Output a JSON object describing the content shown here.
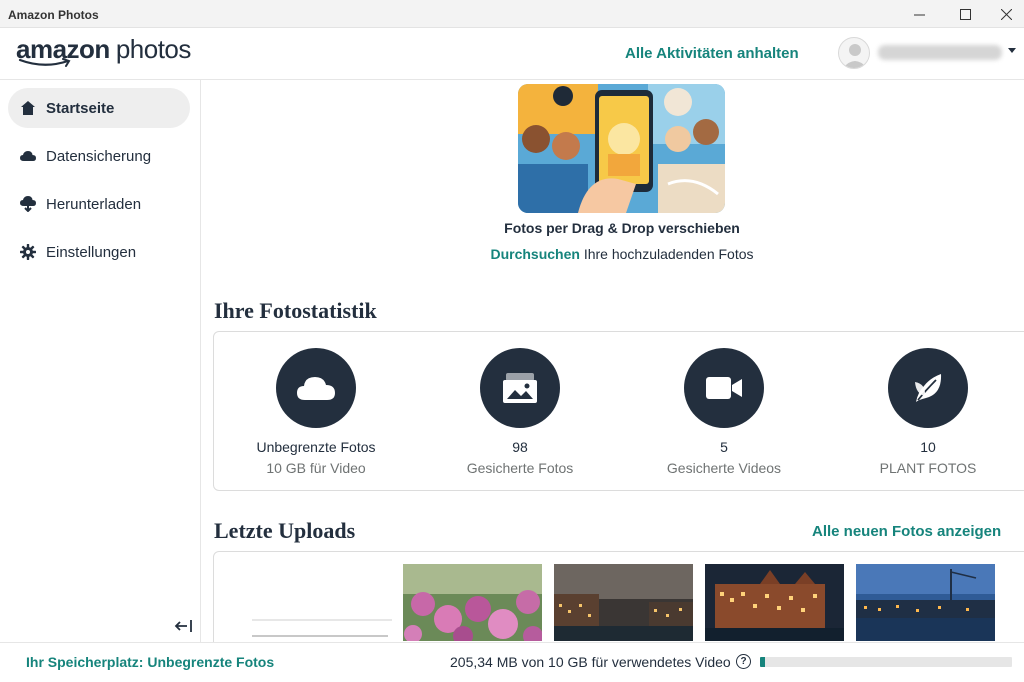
{
  "window": {
    "title": "Amazon Photos"
  },
  "header": {
    "logo_brand": "amazon",
    "logo_product": "photos",
    "pause_all_label": "Alle Aktivitäten anhalten"
  },
  "sidebar": {
    "items": [
      {
        "label": "Startseite",
        "icon": "home-icon",
        "active": true
      },
      {
        "label": "Datensicherung",
        "icon": "cloud-icon",
        "active": false
      },
      {
        "label": "Herunterladen",
        "icon": "cloud-download-icon",
        "active": false
      },
      {
        "label": "Einstellungen",
        "icon": "gear-icon",
        "active": false
      }
    ]
  },
  "dropzone": {
    "title": "Fotos per Drag & Drop verschieben",
    "browse_label": "Durchsuchen",
    "browse_suffix": " Ihre hochzuladenden Fotos"
  },
  "stats": {
    "title": "Ihre Fotostatistik",
    "items": [
      {
        "value": "Unbegrenzte Fotos",
        "label": "10 GB für Video",
        "icon": "cloud-icon"
      },
      {
        "value": "98",
        "label": "Gesicherte Fotos",
        "icon": "photos-icon"
      },
      {
        "value": "5",
        "label": "Gesicherte Videos",
        "icon": "video-camera-icon"
      },
      {
        "value": "10",
        "label": "PLANT FOTOS",
        "icon": "leaf-icon"
      }
    ]
  },
  "uploads": {
    "title": "Letzte Uploads",
    "all_link": "Alle neuen Fotos anzeigen"
  },
  "footer": {
    "storage_label": "Ihr Speicherplatz: Unbegrenzte Fotos",
    "usage_text": "205,34 MB von 10 GB für verwendetes Video",
    "usage_fraction": 0.02,
    "accent_color": "#16847c"
  },
  "colors": {
    "accent": "#16847c",
    "dark": "#232f3e"
  }
}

▸ **AIM**
Each line of the data is to be duplicated exactly; pictures stay out of the copy.

▸ **EXPECTED OUTPUT**
Output a JSON object describing the content shown here.
{
  "window": {
    "title": "Amazon Photos"
  },
  "header": {
    "logo_brand": "amazon",
    "logo_product": "photos",
    "pause_all_label": "Alle Aktivitäten anhalten"
  },
  "sidebar": {
    "items": [
      {
        "label": "Startseite",
        "icon": "home-icon",
        "active": true
      },
      {
        "label": "Datensicherung",
        "icon": "cloud-icon",
        "active": false
      },
      {
        "label": "Herunterladen",
        "icon": "cloud-download-icon",
        "active": false
      },
      {
        "label": "Einstellungen",
        "icon": "gear-icon",
        "active": false
      }
    ]
  },
  "dropzone": {
    "title": "Fotos per Drag & Drop verschieben",
    "browse_label": "Durchsuchen",
    "browse_suffix": " Ihre hochzuladenden Fotos"
  },
  "stats": {
    "title": "Ihre Fotostatistik",
    "items": [
      {
        "value": "Unbegrenzte Fotos",
        "label": "10 GB für Video",
        "icon": "cloud-icon"
      },
      {
        "value": "98",
        "label": "Gesicherte Fotos",
        "icon": "photos-icon"
      },
      {
        "value": "5",
        "label": "Gesicherte Videos",
        "icon": "video-camera-icon"
      },
      {
        "value": "10",
        "label": "PLANT FOTOS",
        "icon": "leaf-icon"
      }
    ]
  },
  "uploads": {
    "title": "Letzte Uploads",
    "all_link": "Alle neuen Fotos anzeigen"
  },
  "footer": {
    "storage_label": "Ihr Speicherplatz: Unbegrenzte Fotos",
    "usage_text": "205,34 MB von 10 GB für verwendetes Video",
    "usage_fraction": 0.02,
    "accent_color": "#16847c"
  },
  "colors": {
    "accent": "#16847c",
    "dark": "#232f3e"
  }
}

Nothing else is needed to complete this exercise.